# WHAT IS EXPECTED:
Write out the listing below as a numbered list, from the line with "Localize all elements." to the line with "left-axis-tick-label: 200 —", both included. Skip blank lines and leave out the pictures.

# RECORDS SHOWN:
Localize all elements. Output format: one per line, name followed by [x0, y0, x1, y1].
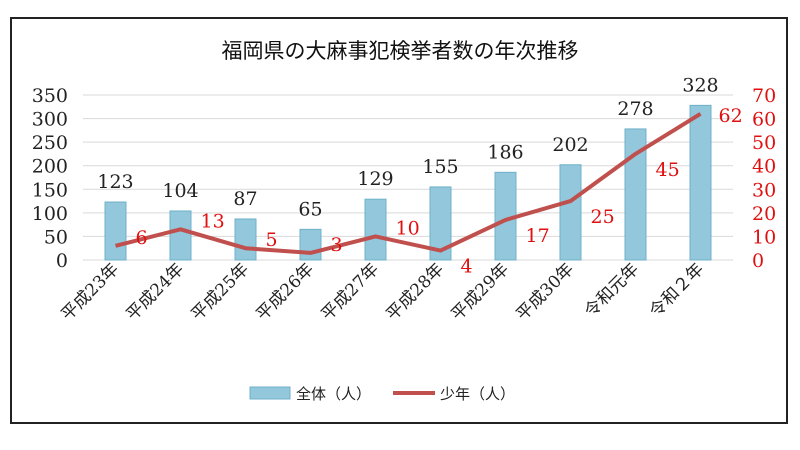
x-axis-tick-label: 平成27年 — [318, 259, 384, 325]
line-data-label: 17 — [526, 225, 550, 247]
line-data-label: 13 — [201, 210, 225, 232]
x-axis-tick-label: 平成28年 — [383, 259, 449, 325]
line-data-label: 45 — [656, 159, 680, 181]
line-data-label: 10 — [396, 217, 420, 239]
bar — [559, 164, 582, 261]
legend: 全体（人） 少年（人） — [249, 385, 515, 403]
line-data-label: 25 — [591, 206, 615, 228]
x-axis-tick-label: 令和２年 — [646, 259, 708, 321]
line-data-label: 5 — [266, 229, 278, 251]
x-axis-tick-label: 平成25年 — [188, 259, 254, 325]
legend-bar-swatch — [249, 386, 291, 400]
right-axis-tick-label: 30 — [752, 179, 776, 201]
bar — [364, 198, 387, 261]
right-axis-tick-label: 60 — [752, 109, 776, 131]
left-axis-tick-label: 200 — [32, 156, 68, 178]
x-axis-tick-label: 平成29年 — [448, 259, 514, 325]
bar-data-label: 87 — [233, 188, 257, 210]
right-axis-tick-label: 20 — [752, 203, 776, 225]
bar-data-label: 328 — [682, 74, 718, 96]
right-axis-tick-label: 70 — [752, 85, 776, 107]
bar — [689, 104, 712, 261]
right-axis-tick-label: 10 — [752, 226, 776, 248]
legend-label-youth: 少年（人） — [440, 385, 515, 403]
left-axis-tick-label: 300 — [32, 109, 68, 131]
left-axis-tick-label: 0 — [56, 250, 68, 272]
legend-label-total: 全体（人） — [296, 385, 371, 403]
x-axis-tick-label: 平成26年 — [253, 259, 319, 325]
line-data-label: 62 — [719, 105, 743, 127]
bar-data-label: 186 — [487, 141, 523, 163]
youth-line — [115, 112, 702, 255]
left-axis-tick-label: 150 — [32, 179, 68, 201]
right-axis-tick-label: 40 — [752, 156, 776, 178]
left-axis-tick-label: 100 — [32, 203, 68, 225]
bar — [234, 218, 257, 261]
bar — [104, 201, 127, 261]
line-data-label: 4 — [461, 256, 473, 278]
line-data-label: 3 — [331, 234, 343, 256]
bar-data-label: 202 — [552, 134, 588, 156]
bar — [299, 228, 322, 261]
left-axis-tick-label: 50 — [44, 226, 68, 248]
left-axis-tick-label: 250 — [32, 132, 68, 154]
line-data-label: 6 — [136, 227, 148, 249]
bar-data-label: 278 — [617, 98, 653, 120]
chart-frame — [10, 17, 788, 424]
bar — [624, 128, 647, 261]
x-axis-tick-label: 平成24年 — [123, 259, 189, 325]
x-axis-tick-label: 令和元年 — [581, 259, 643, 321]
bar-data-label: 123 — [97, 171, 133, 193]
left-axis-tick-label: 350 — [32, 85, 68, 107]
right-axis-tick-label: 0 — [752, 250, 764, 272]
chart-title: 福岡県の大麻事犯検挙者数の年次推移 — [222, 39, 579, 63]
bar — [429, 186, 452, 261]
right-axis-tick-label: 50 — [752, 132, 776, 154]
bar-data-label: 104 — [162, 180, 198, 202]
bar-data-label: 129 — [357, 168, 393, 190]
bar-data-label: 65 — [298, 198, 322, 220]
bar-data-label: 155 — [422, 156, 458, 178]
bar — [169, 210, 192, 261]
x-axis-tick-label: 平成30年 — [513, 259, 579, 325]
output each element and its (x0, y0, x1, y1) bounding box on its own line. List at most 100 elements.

...

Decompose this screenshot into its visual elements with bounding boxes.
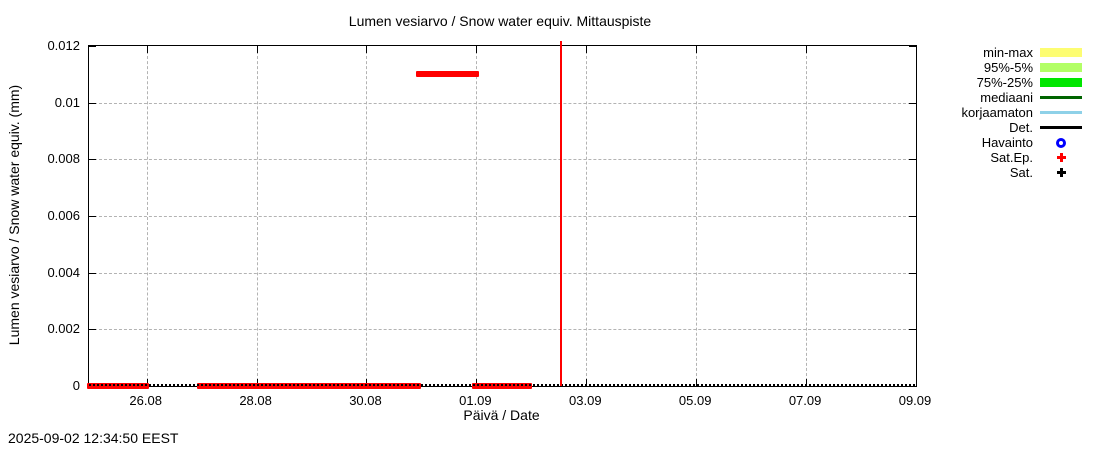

# EXPECTED OUTPUT:
1. Localize all elements. Output format: one per line, name followed by [x0, y0, x1, y1].
2. x-axis-tick-label: 平成27年 — [318, 259, 384, 325]
3. line-data-label: 17 — [526, 225, 550, 247]
4. line-data-label: 13 — [201, 210, 225, 232]
5. x-axis-tick-label: 平成28年 — [383, 259, 449, 325]
6. line-data-label: 45 — [656, 159, 680, 181]
7. line-data-label: 10 — [396, 217, 420, 239]
8. bar — [559, 164, 582, 261]
9. legend: 全体（人） 少年（人） — [249, 385, 515, 403]
10. line-data-label: 25 — [591, 206, 615, 228]
11. x-axis-tick-label: 令和２年 — [646, 259, 708, 321]
12. line-data-label: 5 — [266, 229, 278, 251]
13. x-axis-tick-label: 平成25年 — [188, 259, 254, 325]
14. legend-bar-swatch — [249, 386, 291, 400]
15. right-axis-tick-label: 30 — [752, 179, 776, 201]
16. bar — [364, 198, 387, 261]
17. right-axis-tick-label: 60 — [752, 109, 776, 131]
18. left-axis-tick-label: 200 — [32, 156, 68, 178]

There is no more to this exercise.